演習課題:
[1] 本文によれば、ポリエステル樹脂は何と何を縮重合させることで得られますか。
[2] 本文の内容を二文で要約してください。
[3] 本文のうち「ポリエステル樹脂は、アルコー」から「レングリコールが挙げられる。」までをすべて、一字一句違えずに書き写してください。

対象本文:
トナーの低温定着性を向上させるためには、トナー母粒子が、結着樹脂として熱可塑性樹脂を含有することが好ましく、結着樹脂全体の85質量%以上の割合で熱可塑性樹脂を含有することがより好ましい。トナー母粒子に含有される熱可塑性樹脂としては、例えば、スチレン系樹脂、アクリル酸系樹脂(より具体的には、アクリル酸エステル重合体、又はメタクリル酸エステル重合体等)、オレフィン系樹脂(より具体的には、ポリエチレン樹脂又はポリプロピレン樹脂等)、ビニル樹脂(より具体的には、塩化ビニル樹脂、ポリビニルアルコール、ビニルエーテル樹脂、又はN−ビニル樹脂等)、ポリエステル樹脂、ポリアミド樹脂、又はウレタン樹脂が好ましい。また、上記樹脂の共重合体、すなわち上記樹脂のいずれかの繰返し単位と同一のモノマーに由来する繰返し単位を1種以上含む共重合体(より具体的には、スチレン−アクリル酸系樹脂又はスチレン−ブタジエン系樹脂等)も、トナー母粒子の結着樹脂として好ましい。
トナーの低温定着性を向上させるためには、トナー母粒子が、結着樹脂としてポリエステル樹脂を含有することが特に好ましい。また、トナー母粒子は、結着樹脂として結晶性ポリエステル樹脂を含有してもよい。
ポリエステル樹脂は、アルコールとカルボン酸とを縮重合させることで得られる。ポリエステル樹脂を合成するためのアルコールとしては、例えば以下に示すような、2価アルコール(より具体的には、脂肪族ジオール又はビスフェノール等)又は3価以上のアルコールを好適に使用できる。ポリエステル樹脂を合成するためのカルボン酸としては、例えば以下に示すような、2価カルボン酸又は3価以上のカルボン酸を好適に使用できる。
脂肪族ジオールの好適な例としては、ジエチレングリコール、トリエチレングリコール、ネオペンチルグリコール、1,2−プロパンジオール、α,ω−アルカンジオール(より具体的には、エチレングリコール、1,3−プロパンジオール、1,4−ブタンジオール、1,5−ペンタンジオール、1,6−ヘキサンジオール、1,7−ヘプタンジオール、1,8−オクタンジオール、1,9−ノナンジオール、又は1,12−ドデカンジオール等)、2−ブテン−1,4−ジオール、1,4−シクロヘキサンジメタノール、ジプロピレングリコール、ポリエチレングリコール、ポリプロピレングリコール、又はポリテトラメチレングリコールが挙げられる。

[注釈付き要素エントリ]
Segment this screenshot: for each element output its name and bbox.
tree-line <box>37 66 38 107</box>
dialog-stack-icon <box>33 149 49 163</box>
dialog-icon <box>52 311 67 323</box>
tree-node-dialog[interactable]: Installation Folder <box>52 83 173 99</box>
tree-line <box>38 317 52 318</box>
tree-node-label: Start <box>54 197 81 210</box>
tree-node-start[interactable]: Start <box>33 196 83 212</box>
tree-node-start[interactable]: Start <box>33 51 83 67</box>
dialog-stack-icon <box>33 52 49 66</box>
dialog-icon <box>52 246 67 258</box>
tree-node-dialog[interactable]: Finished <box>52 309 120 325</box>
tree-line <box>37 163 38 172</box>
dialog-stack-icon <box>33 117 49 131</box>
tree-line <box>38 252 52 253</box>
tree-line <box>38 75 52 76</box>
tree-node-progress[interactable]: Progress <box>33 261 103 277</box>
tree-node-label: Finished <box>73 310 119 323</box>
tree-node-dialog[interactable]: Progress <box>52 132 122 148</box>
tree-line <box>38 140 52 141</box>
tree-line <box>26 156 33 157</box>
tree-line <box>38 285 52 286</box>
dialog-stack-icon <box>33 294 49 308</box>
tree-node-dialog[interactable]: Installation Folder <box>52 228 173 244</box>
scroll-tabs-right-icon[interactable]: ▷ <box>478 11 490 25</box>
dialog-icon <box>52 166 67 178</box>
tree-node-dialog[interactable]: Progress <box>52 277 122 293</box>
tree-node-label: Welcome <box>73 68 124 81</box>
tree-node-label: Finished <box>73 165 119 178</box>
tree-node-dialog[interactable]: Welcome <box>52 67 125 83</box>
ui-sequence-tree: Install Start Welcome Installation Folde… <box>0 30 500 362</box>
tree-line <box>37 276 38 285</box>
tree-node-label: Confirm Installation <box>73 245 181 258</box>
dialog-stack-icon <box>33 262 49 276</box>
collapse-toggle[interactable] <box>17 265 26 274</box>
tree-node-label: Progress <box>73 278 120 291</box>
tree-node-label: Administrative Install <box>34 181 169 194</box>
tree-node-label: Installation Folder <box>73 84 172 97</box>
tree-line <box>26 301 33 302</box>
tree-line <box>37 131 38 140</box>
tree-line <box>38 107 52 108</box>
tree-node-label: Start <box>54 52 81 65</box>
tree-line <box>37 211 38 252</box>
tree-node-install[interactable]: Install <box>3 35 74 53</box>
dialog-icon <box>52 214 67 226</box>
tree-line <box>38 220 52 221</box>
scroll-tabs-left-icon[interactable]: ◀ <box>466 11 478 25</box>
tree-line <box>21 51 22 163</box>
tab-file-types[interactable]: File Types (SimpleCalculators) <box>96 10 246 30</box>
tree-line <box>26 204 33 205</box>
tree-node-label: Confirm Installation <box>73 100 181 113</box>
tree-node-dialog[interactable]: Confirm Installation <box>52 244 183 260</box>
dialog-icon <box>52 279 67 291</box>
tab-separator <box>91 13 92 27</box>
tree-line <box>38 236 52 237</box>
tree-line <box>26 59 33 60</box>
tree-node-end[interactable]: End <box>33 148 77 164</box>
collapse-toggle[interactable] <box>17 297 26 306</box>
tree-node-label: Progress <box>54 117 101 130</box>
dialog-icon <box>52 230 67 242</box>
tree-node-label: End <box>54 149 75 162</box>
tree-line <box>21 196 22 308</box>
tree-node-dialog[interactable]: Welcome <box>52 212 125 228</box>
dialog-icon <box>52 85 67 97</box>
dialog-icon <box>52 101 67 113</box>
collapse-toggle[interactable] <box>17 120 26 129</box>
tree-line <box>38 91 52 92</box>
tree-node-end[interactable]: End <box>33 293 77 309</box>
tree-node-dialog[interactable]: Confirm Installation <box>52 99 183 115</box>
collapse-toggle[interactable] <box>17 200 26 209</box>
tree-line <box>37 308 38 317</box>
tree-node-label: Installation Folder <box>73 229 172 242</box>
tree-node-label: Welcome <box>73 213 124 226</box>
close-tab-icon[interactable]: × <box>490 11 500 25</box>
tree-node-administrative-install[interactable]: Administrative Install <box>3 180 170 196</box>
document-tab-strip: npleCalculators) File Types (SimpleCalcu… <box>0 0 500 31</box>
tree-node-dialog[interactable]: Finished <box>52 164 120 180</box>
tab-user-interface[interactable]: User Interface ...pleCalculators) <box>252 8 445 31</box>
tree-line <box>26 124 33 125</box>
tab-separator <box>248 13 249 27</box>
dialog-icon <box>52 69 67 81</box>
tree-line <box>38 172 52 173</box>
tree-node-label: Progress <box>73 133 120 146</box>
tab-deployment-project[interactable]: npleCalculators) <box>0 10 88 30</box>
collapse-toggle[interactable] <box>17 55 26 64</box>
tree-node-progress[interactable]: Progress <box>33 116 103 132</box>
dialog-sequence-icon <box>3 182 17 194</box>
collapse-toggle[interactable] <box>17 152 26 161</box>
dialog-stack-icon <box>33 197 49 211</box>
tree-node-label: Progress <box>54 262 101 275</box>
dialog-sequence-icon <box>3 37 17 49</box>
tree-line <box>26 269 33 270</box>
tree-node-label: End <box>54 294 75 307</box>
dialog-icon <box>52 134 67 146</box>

各課題の解答:
[1] アルコールとカルボン酸です。

[2] トナーの低温定着性を向上させるためには、トナー母粒子が結着樹脂として熱可塑性樹脂を含有することが好ましく、なかでもポリエステル樹脂の含有が特に好ましい。ポリエステル樹脂はアルコールとカルボン酸とを縮重合させて得られ、その合成には2価または3価以上のアルコールおよびカルボン酸を好適に使用できる。

[3]
ポリエステル樹脂は、アルコールとカルボン酸とを縮重合させることで得られる。ポリエステル樹脂を合成するためのアルコールとしては、例えば以下に示すような、2価アルコール(より具体的には、脂肪族ジオール又はビスフェノール等)又は3価以上のアルコールを好適に使用できる。ポリエステル樹脂を合成するためのカルボン酸としては、例えば以下に示すような、2価カルボン酸又は3価以上のカルボン酸を好適に使用できる。
脂肪族ジオールの好適な例としては、ジエチレングリコール、トリエチレングリコール、ネオペンチルグリコール、1,2−プロパンジオール、α,ω−アルカンジオール(より具体的には、エチレングリコール、1,3−プロパンジオール、1,4−ブタンジオール、1,5−ペンタンジオール、1,6−ヘキサンジオール、1,7−ヘプタンジオール、1,8−オクタンジオール、1,9−ノナンジオール、又は1,12−ドデカンジオール等)、2−ブテン−1,4−ジオール、1,4−シクロヘキサンジメタノール、ジプロピレングリコール、ポリエチレングリコール、ポリプロピレングリコール、又はポリテトラメチレングリコールが挙げられる。